The problem
Reply with nothing except the number of lines that contain the word "газоснабжение".

***** Given data

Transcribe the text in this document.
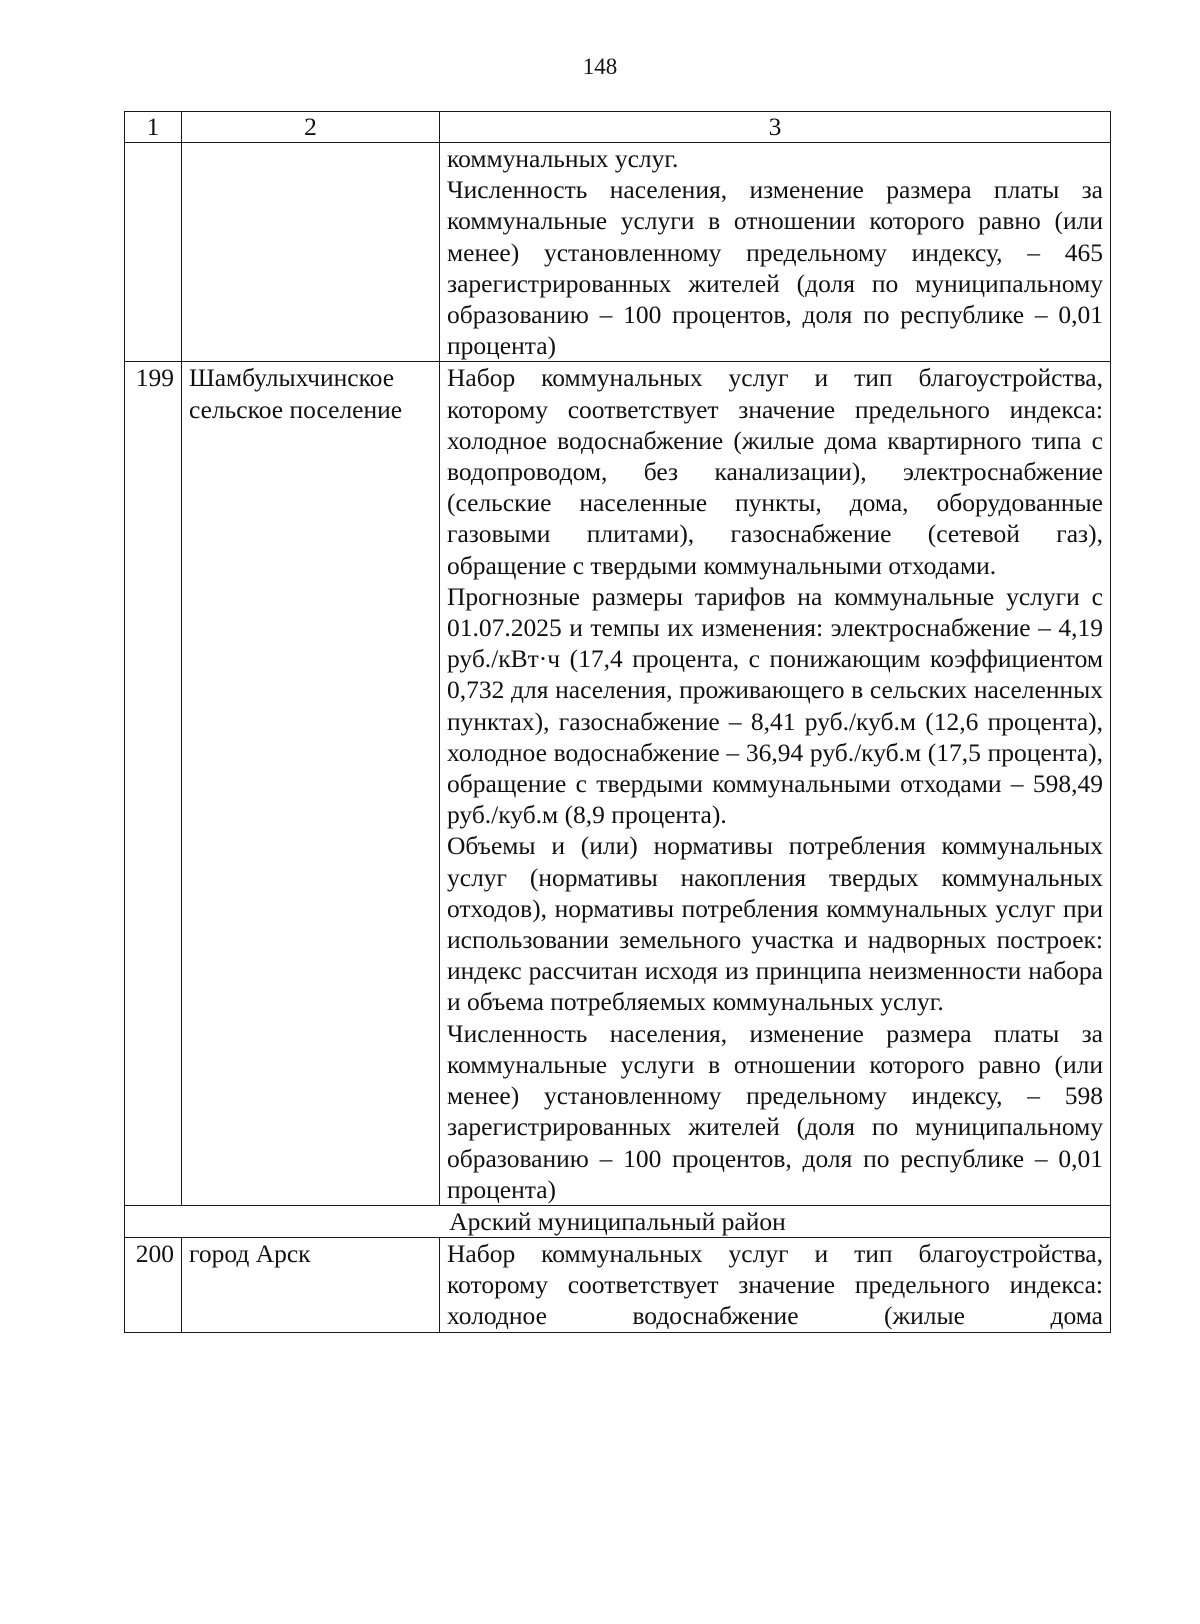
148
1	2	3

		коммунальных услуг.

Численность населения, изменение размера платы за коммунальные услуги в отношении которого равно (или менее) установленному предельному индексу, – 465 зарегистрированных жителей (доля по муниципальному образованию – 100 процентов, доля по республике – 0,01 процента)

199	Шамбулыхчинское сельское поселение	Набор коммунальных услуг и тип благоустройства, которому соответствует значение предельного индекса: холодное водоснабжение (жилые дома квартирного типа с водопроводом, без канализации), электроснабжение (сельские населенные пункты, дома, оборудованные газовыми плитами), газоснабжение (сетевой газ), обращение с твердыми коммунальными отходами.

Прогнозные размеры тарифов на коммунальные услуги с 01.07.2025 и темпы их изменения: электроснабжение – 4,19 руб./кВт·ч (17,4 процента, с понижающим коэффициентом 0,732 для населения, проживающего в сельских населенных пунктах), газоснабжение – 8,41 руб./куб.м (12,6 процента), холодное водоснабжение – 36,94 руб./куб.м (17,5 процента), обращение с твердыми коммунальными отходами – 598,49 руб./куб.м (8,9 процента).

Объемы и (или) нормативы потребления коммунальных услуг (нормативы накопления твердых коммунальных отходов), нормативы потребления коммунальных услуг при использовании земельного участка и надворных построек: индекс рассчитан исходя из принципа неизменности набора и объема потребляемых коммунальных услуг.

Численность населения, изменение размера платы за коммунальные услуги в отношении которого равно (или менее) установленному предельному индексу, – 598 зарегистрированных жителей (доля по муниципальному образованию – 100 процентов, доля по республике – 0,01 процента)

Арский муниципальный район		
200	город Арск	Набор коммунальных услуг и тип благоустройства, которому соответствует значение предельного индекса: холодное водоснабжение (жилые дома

**********
***** Given data

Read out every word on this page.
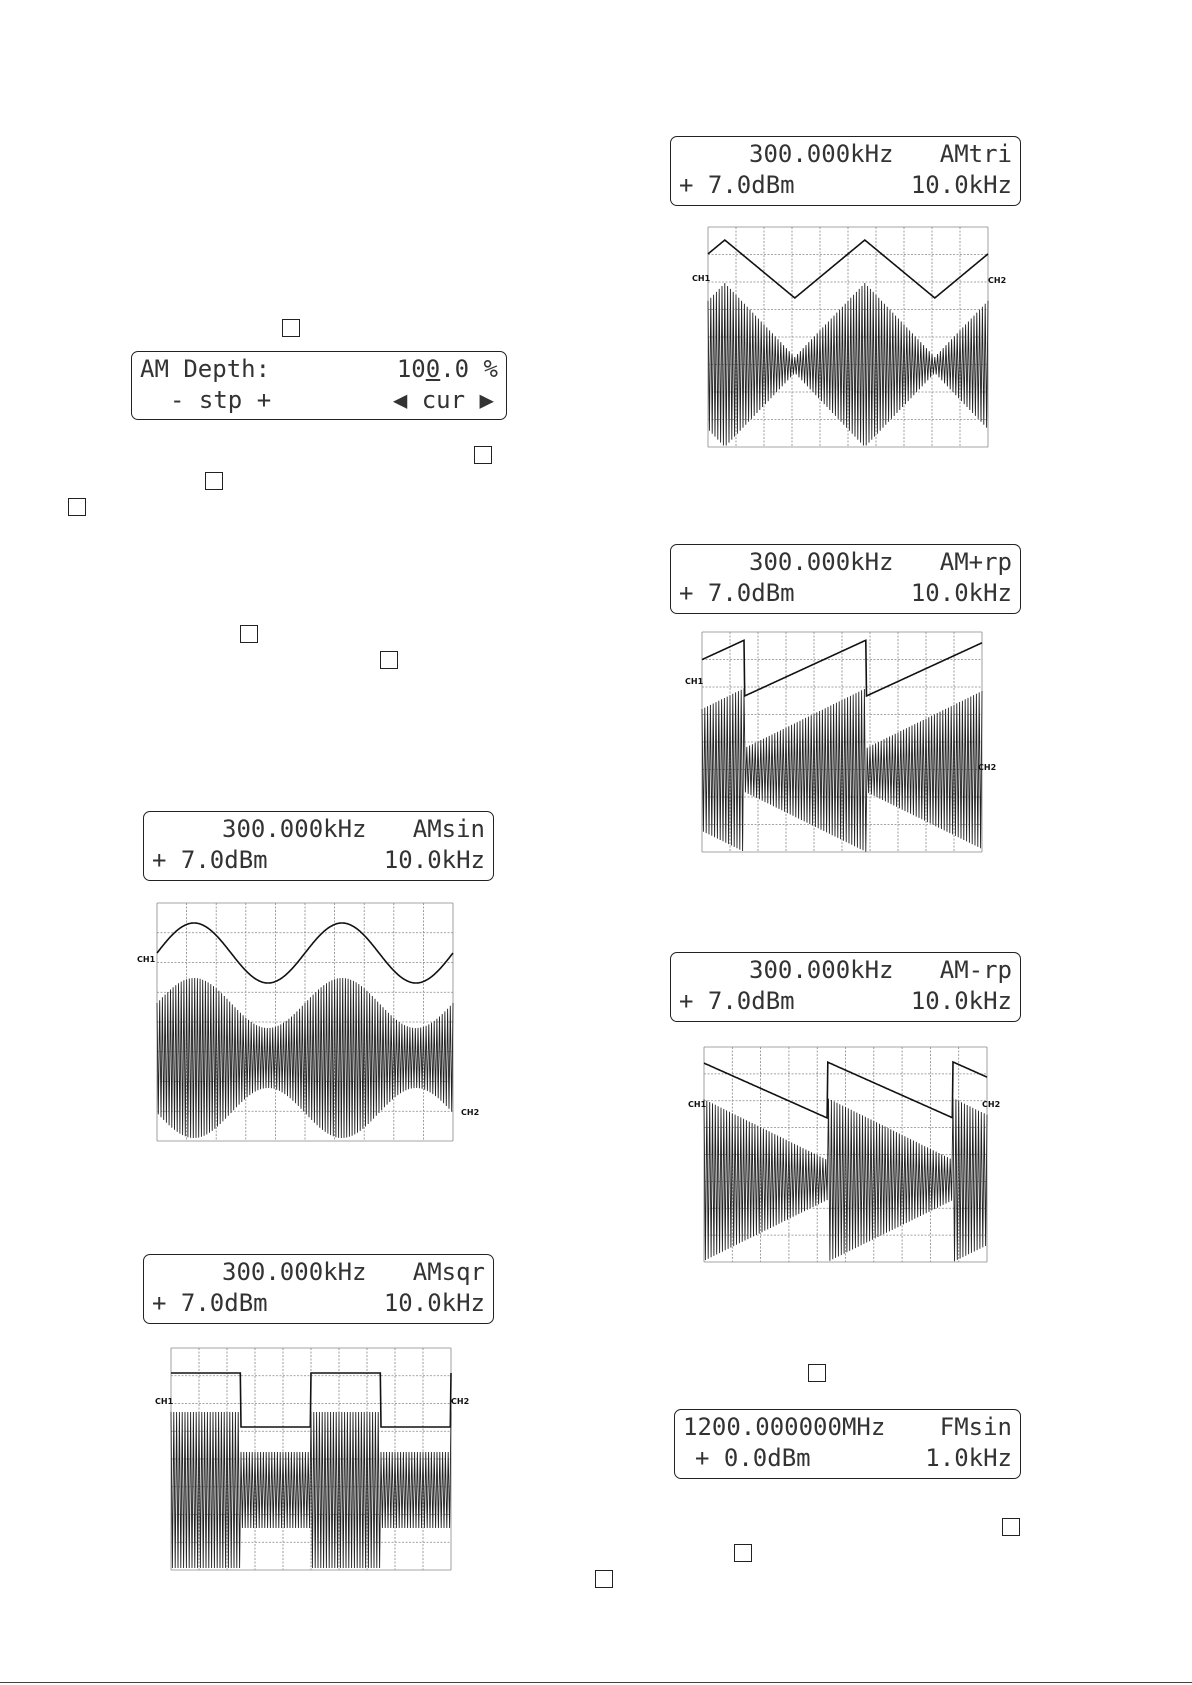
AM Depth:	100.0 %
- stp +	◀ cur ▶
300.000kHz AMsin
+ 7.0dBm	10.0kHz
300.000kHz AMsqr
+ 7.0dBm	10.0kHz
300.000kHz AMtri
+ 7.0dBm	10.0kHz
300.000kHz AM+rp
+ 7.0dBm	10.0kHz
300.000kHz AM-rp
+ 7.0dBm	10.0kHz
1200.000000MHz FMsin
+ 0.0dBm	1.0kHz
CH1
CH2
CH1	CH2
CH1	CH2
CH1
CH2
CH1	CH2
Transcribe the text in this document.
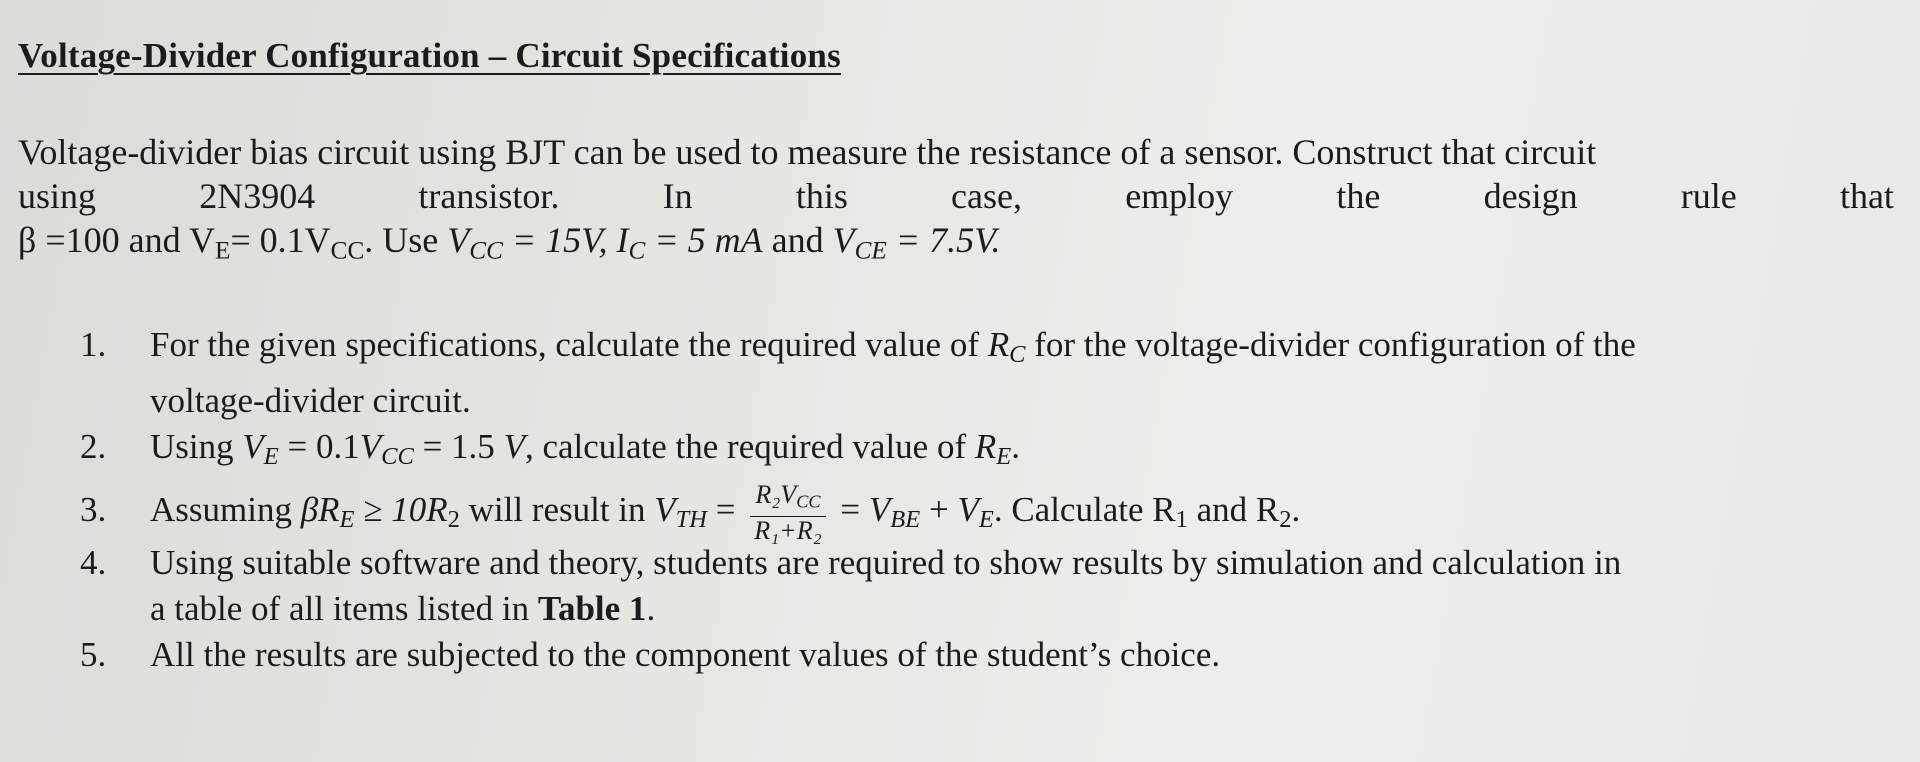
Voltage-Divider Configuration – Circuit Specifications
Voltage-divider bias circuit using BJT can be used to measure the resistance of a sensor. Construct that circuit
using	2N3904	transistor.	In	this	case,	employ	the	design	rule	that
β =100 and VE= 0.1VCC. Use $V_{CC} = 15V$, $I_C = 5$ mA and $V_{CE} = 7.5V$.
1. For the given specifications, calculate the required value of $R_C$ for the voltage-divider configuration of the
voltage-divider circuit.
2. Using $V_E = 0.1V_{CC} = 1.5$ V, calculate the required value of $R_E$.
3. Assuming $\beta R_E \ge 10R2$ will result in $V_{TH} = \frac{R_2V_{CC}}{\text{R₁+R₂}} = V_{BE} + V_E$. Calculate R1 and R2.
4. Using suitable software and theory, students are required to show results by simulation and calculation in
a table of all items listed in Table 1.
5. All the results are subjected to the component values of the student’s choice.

**********
***** Given data

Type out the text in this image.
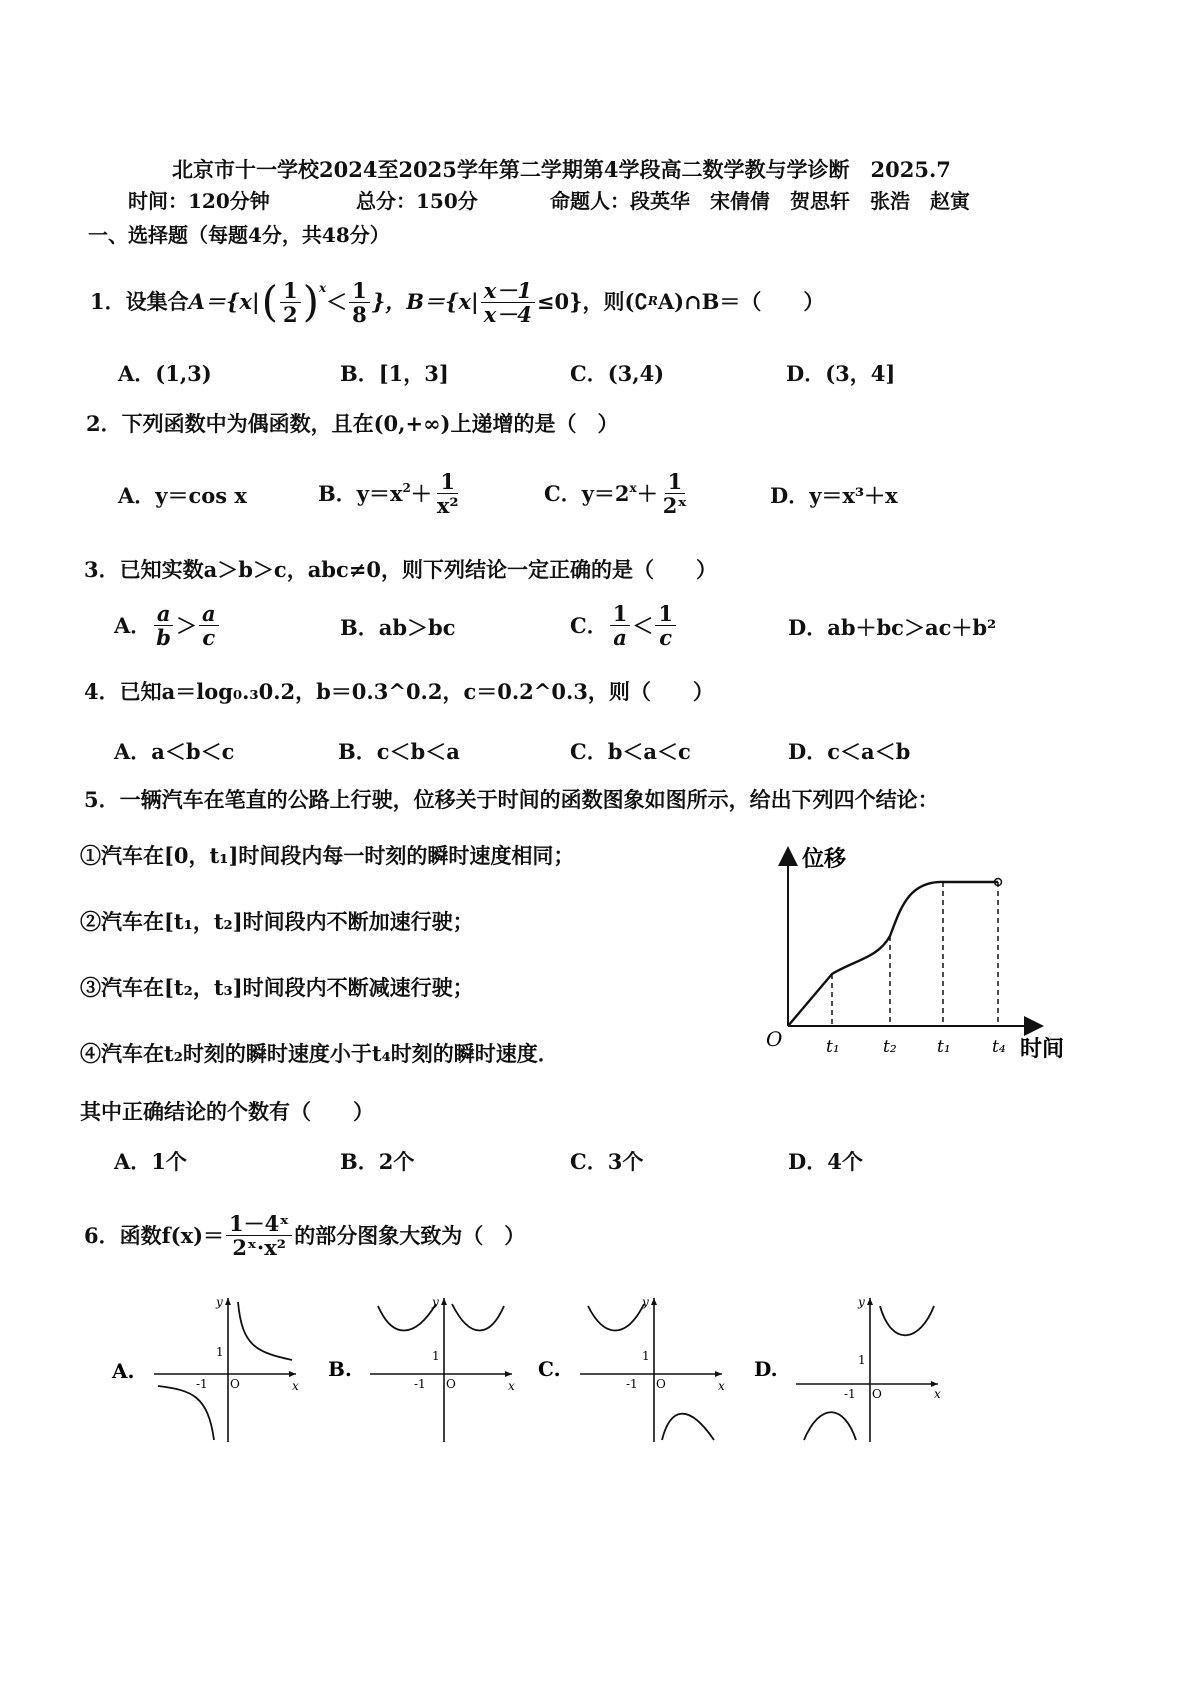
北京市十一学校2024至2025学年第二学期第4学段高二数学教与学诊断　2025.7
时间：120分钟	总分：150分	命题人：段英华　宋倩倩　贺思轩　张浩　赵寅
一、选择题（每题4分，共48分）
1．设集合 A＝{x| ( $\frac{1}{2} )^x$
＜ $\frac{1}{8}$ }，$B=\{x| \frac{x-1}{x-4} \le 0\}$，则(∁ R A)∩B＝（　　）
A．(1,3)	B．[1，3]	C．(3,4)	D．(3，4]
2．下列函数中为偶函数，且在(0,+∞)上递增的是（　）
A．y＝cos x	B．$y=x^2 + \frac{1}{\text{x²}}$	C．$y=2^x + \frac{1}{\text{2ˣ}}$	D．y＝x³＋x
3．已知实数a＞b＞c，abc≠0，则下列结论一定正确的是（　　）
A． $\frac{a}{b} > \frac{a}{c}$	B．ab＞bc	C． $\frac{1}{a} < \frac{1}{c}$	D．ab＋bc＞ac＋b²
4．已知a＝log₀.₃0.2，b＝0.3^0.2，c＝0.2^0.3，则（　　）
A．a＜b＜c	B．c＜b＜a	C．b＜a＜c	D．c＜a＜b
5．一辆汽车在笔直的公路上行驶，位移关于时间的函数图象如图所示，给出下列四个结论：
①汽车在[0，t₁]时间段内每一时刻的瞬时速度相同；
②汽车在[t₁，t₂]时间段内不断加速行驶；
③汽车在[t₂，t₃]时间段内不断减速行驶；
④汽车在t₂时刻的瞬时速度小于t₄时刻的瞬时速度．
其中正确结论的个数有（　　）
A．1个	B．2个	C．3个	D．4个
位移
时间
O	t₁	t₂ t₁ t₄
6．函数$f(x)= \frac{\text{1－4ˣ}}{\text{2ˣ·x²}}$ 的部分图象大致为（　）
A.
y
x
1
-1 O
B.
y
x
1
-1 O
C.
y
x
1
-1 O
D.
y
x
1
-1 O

**********

Answer for this exercise
2